• **What the task requires**
Every line containing the word "Trucks" needs to be found and copied.

(Data entries for graphics)

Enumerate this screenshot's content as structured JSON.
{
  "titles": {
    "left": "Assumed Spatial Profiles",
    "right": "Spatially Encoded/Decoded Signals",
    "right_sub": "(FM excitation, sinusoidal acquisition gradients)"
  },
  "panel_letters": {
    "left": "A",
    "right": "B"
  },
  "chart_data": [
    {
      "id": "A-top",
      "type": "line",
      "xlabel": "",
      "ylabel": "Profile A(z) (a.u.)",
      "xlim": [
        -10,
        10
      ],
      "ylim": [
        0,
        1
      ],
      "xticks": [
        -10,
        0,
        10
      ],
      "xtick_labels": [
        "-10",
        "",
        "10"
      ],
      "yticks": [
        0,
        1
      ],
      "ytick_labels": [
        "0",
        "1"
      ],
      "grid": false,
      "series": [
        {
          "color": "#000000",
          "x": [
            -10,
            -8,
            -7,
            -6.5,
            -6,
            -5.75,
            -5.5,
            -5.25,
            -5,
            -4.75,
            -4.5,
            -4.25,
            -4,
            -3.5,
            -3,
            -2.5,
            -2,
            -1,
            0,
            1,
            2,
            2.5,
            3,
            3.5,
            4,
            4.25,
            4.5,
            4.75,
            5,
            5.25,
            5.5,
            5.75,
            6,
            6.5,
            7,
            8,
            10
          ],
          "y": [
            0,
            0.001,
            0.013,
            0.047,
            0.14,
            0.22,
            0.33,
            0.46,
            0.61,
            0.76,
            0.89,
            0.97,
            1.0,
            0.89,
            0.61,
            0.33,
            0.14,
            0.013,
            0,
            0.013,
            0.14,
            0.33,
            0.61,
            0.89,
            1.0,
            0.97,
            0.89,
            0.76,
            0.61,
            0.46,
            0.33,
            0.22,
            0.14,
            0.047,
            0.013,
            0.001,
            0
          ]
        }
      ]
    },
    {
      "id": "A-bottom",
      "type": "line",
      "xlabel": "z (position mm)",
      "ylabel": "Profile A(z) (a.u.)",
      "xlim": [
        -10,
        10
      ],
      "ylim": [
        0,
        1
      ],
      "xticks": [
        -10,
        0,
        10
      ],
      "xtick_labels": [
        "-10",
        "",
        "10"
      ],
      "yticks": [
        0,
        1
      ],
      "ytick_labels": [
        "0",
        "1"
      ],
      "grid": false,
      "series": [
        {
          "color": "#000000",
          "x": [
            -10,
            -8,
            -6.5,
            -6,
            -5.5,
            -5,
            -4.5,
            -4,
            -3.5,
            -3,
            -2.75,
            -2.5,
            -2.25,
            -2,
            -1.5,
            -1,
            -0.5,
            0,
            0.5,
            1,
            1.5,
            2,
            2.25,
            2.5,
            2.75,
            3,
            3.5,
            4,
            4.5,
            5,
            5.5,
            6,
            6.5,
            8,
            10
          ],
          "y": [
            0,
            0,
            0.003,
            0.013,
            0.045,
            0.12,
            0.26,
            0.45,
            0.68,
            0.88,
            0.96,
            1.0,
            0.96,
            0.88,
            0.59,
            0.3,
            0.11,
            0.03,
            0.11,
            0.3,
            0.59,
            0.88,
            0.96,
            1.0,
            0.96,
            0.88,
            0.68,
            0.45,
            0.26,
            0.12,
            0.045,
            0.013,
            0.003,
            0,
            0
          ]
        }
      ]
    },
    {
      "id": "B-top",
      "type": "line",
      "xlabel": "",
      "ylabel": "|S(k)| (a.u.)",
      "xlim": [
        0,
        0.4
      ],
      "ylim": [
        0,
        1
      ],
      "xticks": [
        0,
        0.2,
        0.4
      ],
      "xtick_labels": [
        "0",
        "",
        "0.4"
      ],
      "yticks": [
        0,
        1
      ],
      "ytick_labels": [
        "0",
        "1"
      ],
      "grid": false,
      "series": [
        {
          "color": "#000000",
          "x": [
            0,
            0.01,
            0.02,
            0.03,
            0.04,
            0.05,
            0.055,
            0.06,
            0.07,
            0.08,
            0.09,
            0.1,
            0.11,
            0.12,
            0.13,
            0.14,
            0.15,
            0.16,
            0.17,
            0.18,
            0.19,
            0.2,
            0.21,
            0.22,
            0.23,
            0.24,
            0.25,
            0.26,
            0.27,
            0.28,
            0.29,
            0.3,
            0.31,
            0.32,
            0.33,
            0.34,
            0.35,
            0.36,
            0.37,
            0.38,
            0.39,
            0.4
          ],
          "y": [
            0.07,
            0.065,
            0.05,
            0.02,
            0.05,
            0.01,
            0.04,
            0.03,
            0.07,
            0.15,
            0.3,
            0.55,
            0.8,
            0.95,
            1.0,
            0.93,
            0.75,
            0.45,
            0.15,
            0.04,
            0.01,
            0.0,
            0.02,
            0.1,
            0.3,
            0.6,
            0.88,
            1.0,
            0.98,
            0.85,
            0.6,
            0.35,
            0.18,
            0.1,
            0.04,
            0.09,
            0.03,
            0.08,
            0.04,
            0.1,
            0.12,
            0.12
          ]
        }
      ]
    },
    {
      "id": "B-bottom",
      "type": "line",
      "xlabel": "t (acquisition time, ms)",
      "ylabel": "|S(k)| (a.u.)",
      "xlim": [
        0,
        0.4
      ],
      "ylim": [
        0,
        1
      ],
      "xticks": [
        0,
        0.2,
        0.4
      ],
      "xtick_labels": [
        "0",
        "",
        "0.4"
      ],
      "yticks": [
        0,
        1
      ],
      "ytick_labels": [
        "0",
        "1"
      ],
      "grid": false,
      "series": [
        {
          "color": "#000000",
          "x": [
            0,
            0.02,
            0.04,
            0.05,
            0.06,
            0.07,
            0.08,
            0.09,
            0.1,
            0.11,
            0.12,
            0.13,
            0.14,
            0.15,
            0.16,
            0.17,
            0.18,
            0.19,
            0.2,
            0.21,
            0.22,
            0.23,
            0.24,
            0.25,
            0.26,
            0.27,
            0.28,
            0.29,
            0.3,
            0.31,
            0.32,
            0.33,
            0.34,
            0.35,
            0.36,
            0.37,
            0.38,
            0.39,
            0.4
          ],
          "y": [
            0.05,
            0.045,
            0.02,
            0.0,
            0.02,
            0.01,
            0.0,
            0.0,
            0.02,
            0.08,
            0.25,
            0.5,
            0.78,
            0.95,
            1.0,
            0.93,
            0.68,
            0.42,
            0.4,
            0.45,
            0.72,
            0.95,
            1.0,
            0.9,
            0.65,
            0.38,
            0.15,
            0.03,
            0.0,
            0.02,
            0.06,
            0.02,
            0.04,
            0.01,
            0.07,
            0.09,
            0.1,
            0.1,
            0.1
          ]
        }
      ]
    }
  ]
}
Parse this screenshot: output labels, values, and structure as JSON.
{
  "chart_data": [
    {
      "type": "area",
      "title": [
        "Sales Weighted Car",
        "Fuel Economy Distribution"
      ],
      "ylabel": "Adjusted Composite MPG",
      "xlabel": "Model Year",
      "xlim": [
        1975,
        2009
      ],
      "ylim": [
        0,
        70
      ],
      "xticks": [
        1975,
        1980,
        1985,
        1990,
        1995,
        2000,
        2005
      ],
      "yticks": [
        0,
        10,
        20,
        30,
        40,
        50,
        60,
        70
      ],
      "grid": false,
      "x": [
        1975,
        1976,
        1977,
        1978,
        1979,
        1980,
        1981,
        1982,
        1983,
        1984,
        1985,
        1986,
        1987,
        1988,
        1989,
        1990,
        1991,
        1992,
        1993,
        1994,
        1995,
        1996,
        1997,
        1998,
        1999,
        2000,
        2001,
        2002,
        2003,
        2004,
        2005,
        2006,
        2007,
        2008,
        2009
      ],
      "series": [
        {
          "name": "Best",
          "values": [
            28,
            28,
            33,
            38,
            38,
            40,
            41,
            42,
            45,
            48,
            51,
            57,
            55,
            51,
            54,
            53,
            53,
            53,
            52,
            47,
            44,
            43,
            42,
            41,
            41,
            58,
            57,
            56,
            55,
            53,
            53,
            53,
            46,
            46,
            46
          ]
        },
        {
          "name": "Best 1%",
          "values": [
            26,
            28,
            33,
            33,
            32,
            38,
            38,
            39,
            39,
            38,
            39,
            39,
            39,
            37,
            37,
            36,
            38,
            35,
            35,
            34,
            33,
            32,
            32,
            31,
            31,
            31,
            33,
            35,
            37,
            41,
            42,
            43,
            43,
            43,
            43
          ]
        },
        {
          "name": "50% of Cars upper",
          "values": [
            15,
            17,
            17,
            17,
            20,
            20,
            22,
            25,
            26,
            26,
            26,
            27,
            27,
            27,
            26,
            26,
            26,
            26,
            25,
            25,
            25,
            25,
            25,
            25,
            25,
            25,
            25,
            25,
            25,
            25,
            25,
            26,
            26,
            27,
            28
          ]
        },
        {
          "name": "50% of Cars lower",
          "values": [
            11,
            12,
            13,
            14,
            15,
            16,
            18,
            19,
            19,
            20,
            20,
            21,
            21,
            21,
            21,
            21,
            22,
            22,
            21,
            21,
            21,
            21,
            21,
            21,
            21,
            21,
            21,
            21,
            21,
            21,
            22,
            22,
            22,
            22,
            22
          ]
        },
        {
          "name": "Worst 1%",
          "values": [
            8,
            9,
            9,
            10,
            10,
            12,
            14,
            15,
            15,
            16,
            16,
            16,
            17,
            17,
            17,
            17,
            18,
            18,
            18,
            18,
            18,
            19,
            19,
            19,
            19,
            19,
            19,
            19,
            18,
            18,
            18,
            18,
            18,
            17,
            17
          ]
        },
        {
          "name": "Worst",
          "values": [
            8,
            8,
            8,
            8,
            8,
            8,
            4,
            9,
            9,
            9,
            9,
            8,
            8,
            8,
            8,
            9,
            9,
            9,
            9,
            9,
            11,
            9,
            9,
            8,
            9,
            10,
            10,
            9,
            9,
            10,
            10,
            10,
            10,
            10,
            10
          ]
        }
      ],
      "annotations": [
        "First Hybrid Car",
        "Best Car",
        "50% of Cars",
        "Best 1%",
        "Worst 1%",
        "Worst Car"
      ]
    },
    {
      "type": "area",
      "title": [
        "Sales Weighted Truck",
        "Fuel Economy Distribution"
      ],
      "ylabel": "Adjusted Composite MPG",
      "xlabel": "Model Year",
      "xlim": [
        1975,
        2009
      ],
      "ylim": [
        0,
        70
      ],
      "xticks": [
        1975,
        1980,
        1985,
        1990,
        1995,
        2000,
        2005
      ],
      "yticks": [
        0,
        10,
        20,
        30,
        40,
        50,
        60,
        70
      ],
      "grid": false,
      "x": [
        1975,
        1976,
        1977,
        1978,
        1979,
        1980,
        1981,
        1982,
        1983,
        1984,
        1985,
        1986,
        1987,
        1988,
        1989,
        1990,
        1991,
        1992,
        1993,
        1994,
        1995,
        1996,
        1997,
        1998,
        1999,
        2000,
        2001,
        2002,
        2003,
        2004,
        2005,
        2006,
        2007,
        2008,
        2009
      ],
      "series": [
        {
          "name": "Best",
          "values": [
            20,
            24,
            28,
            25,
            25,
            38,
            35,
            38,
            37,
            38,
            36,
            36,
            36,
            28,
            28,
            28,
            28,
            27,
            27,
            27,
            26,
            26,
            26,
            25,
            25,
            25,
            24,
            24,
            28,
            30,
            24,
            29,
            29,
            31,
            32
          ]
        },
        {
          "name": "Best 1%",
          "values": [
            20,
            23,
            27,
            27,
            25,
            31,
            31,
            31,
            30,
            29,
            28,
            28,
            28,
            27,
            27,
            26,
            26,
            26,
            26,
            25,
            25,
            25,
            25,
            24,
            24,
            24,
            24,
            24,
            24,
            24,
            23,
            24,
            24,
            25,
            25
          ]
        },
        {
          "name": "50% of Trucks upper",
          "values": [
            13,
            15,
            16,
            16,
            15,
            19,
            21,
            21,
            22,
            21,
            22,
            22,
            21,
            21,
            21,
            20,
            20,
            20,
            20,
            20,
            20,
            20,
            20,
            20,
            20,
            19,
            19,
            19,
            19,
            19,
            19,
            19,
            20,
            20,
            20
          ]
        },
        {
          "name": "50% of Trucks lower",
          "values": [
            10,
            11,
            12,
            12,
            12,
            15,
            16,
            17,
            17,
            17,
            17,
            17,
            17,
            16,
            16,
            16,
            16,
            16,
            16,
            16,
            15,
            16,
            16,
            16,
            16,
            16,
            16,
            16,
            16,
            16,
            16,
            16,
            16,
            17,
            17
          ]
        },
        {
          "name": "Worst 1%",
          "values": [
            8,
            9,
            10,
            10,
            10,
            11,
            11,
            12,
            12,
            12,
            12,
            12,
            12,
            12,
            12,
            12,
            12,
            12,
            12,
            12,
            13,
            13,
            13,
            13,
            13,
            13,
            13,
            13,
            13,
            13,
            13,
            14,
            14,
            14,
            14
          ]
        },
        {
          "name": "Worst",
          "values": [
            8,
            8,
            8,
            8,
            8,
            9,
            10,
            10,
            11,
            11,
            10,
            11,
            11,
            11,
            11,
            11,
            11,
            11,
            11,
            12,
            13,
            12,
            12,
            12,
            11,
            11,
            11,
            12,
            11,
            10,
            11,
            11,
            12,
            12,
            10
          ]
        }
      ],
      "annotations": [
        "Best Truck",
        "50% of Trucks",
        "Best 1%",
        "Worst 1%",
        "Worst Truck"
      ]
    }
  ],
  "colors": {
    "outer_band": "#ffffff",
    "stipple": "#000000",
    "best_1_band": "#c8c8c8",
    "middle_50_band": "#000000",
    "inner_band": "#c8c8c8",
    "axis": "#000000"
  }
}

• **Correct output**
          "name": "50% of Trucks upper",
          "name": "50% of Trucks lower",
        "50% of Trucks",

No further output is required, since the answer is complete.